[LISTA DE TAREFAS]
(a) Cite o trecho do texto sobre os avivamentos bíblicos entre "Tempos de renovação" e "2 Cr 34,35).", inclusive.
(b) Indique se cada afirmação concorda com o texto sobre os avivamentos bíblicos, respondendo sim ou não e citando literalmente as palavras do texto que decidem a resposta.
(i) Josué reuniu as tribos de Israel em Siquém.
(ii) O período de liderança dos juízes durou quinhentos anos.
(iii) A dedicação do templo ocorreu no fim do reinado de Salomão.
(c) Responda às perguntas com base no texto sobre os avivamentos bíblicos.
(i) Em que monte ocorreu o levantamento da serpente de bronze?
(ii) Sob a direção de quem aparece um dos maiores movimentos avivalistas no final do período dos juízes?
(iii) Que descoberta, durante o reinado de Josias, dá início a um dos maiores avivamentos registrados na Bíblia?

Depois temos os patriarcas que por vários séculos lideraram o povo de Deus. Sempre que a vitalidade espiritual do povo se desvanecia, eles agiam como a força que promovia novo vigor. O breve avivamento na casa de Jacó é um bom exemplo disso (Gn 35.1-15). Mais tarde, sob a liderança de Moisés, há períodos empolgantes de refrigério, especialmente nos acontecimentos ligados à primeira páscoa (Ex 12.21-28), na outorga da lei do Senhor no Sinai (Ex 19.1-25; 24.1-8; 32.1-35.29) e no levantamento da serpente de bronze no monte Hor (Nm 21.4-9).
No tempo de Josué um despertamento espiritual predominou em suas campanhas, como na travessia do rio Jordão (Js 3.1-5.12) e na conquista de Ai (Js 7.1-8.35). Mas quando terminaram as guerras e o povo se assentou para desfrutar os despojos da vitória, uma apatia espiritual se apoderou da nação. Sabendo que seu povo estava dividido, Josué reuniu as tribos de Israel, em Siquém, e exigiu que cada um escolhesse, de uma vez por todas, a quem servir (Js 24.1-15). Um verdadeiro avivamento segue-se a esse desafio, prosseguindo durante "todos os dias de Josué, e todos os dias dos anciãos que ainda viveram muito tempo depois de Josué, e sabiam toda a obra que o Senhor tinha feito a Israel" (Js 24.31).
O período de trezentos anos de liderança dos juízes mostra os israelitas, de quando em quando, traindo o Senhor e servindo a outros deuses. O juízo de Deus é inevitável. Então, após longos anos de opressão, o povo se arrepende e clama ao Senhor (Jz 3.9,15; 4.3; 6.6,7; 10.10). Em cada ocasião Deus responde as orações, enviando-lhes um libertador que liberta o povo na vitória contra os inimigos. Um dos maiores movimentos avivalistas aparece no final desse período, sob a direção de Samuel (I Sm 7.1-17).
Tempos de renovação ocorreram periodicamente no período dos reis. A marcha de Davi, entrando com a arca em Jerusalém, possui muitos ingredientes de um avivamento (2 Sm 6.12-23). A dedicação do templo, no início do reinado de Salomão, é outro grande exemplo (I Rs 8). O avivamento também chega a Judá nos dias de Asa (I Rs 15.9-15). E Josafá, outro rei de Judá, lidera uma reforma (I Rs 22.41-50), bem como o sacerdote Joiada (2 Rs 11.4-12.16). Outro poderoso despertamento é vivenciado na terra sob a liderança do rei Ezequias (2 Rs 18.1-8). Por fim, a descoberta do livro da lei, durante o reinado de Josias, dá início a um dos maiores avivamentos registrados na Bíblia (2 Rs 22,23; 2 Cr 34,35).

Anotações das caixas de elementos

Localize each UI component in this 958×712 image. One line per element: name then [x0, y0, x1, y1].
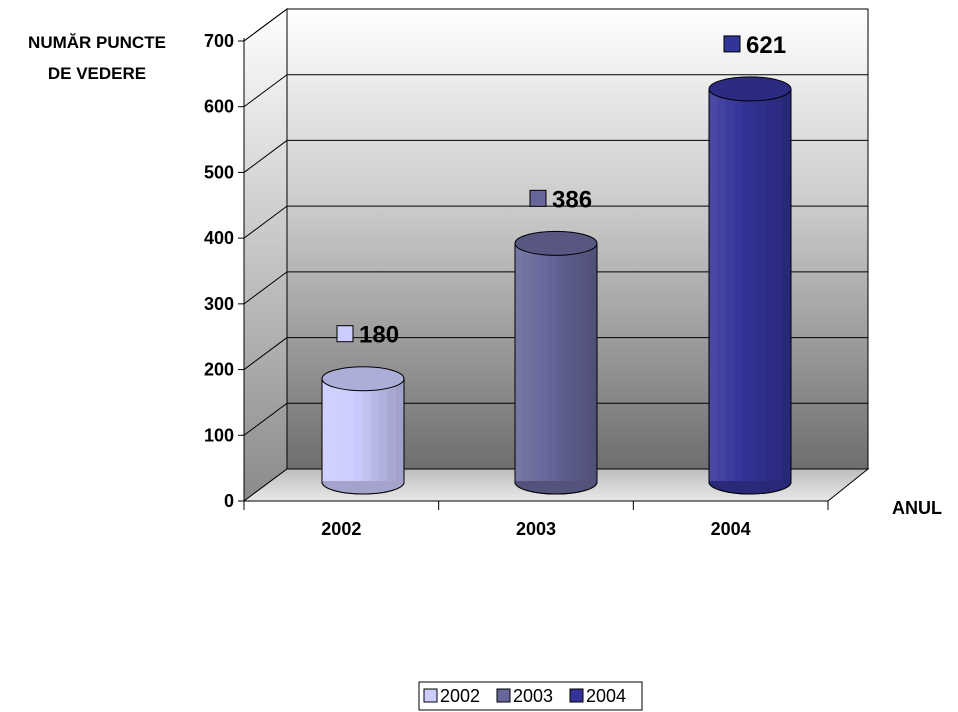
bar-outline: [514, 243, 598, 495]
bar-outline: [708, 88, 792, 495]
bar-shade: [733, 88, 743, 483]
x-axis-ticks: 2002 2003 2004: [243, 501, 829, 539]
bar-shade: [547, 243, 557, 482]
bar-shade: [758, 88, 767, 483]
gridline-side: [243, 402, 288, 436]
bar-shade: [531, 243, 541, 482]
legend-swatch: [496, 688, 511, 703]
gridline-side: [243, 271, 288, 305]
bar-bottom: [515, 481, 597, 494]
bar-shade: [556, 243, 565, 482]
bar-shade: [338, 378, 348, 482]
bar-shade: [395, 378, 405, 482]
bar-shade: [774, 88, 784, 483]
y-axis-title-line-2: DE VEDERE: [48, 64, 146, 83]
gridline-side: [243, 140, 288, 173]
bar-top: [321, 366, 405, 392]
bar-shade: [354, 378, 364, 482]
legend: 2002 2003 2004: [418, 681, 643, 711]
bar-2003: [514, 230, 598, 495]
bar-shade: [766, 88, 776, 483]
data-label-key: [336, 325, 354, 343]
data-label: 386: [552, 186, 592, 213]
bar-shade: [725, 88, 735, 483]
bar-shade: [782, 88, 792, 483]
bar-shade: [717, 88, 726, 483]
y-axis-title-line-1: NUMĂR PUNCTE: [28, 33, 166, 52]
y-tick-label: 300: [204, 294, 234, 314]
bar-shade: [741, 88, 751, 483]
bar-shade: [523, 243, 532, 482]
bar-shade: [363, 378, 372, 482]
bar-bottom: [322, 481, 404, 494]
legend-swatch: [423, 688, 438, 703]
y-tick-label: 0: [224, 491, 234, 511]
gridline-side: [243, 74, 288, 108]
legend-label: 2004: [586, 686, 626, 706]
legend-box: [418, 681, 643, 711]
bar-shade: [750, 88, 759, 483]
side-wall: [243, 8, 288, 502]
bar-shade: [539, 243, 549, 482]
bar-shade: [371, 378, 380, 482]
bar-shade: [709, 88, 718, 483]
gridline-side: [243, 337, 288, 370]
legend-label: 2003: [513, 686, 553, 706]
bar-2002: [321, 366, 405, 495]
bar-top: [708, 76, 792, 102]
bar-shade: [572, 243, 582, 482]
y-tick-label: 100: [204, 425, 234, 445]
y-tick-label: 700: [204, 31, 234, 51]
y-tick-label: 500: [204, 162, 234, 182]
x-axis-title: ANUL: [892, 498, 942, 518]
bar-2004: [708, 76, 792, 495]
bar-shade: [330, 378, 339, 482]
y-tick-label: 400: [204, 228, 234, 248]
y-tick-label: 200: [204, 360, 234, 380]
x-tick-label: 2004: [711, 519, 751, 539]
y-axis-title: NUMĂR PUNCTE DE VEDERE: [28, 33, 166, 83]
bar-shade: [346, 378, 356, 482]
data-label: 180: [359, 322, 399, 349]
bar-shade: [580, 243, 590, 482]
gridline-side: [243, 205, 288, 239]
bar-shade: [588, 243, 598, 482]
bar-bottom: [709, 481, 791, 494]
bar-shade: [564, 243, 573, 482]
bars: [321, 76, 792, 495]
legend-swatch: [569, 688, 584, 703]
bar-outline: [321, 378, 405, 495]
data-label: 621: [746, 32, 786, 59]
y-tick-label: 600: [204, 97, 234, 117]
bar-shade: [387, 378, 397, 482]
data-label-key: [529, 189, 547, 207]
legend-label: 2002: [440, 686, 480, 706]
bar-shade: [515, 243, 524, 482]
bar-shade: [322, 378, 331, 482]
data-labels: 180 386 621: [336, 32, 786, 349]
y-axis-ticks: 0 100 200 300 400 500 600 700: [204, 31, 244, 511]
x-tick-label: 2002: [321, 519, 361, 539]
gridline-side: [243, 8, 288, 42]
data-label-key: [723, 35, 741, 53]
x-tick-label: 2003: [516, 519, 556, 539]
bar-top: [514, 230, 598, 256]
bar-shade: [379, 378, 389, 482]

[TAREFAS RESOLVIDAS]
(a)
Tempos de renovação ocorreram periodicamente no período dos reis. A marcha de Davi, entrando com a arca em Jerusalém, possui muitos ingredientes de um avivamento (2 Sm 6.12-23). A dedicação do templo, no início do reinado de Salomão, é outro grande exemplo (I Rs 8). O avivamento também chega a Judá nos dias de Asa (I Rs 15.9-15). E Josafá, outro rei de Judá, lidera uma reforma (I Rs 22.41-50), bem como o sacerdote Joiada (2 Rs 11.4-12.16). Outro poderoso despertamento é vivenciado na terra sob a liderança do rei Ezequias (2 Rs 18.1-8). Por fim, a descoberta do livro da lei, durante o reinado de Josias, dá início a um dos maiores avivamentos registrados na Bíblia (2 Rs 22,23; 2 Cr 34,35).

(b)
(i) Sim: "Josué reuniu as tribos de Israel, em Siquém"
(ii) Não: "O período de trezentos anos de liderança dos juízes"
(iii) Não: "A dedicação do templo, no início do reinado de Salomão"

(c)
(i) No monte Hor.
(ii) Sob a direção de Samuel.
(iii) A descoberta do livro da lei.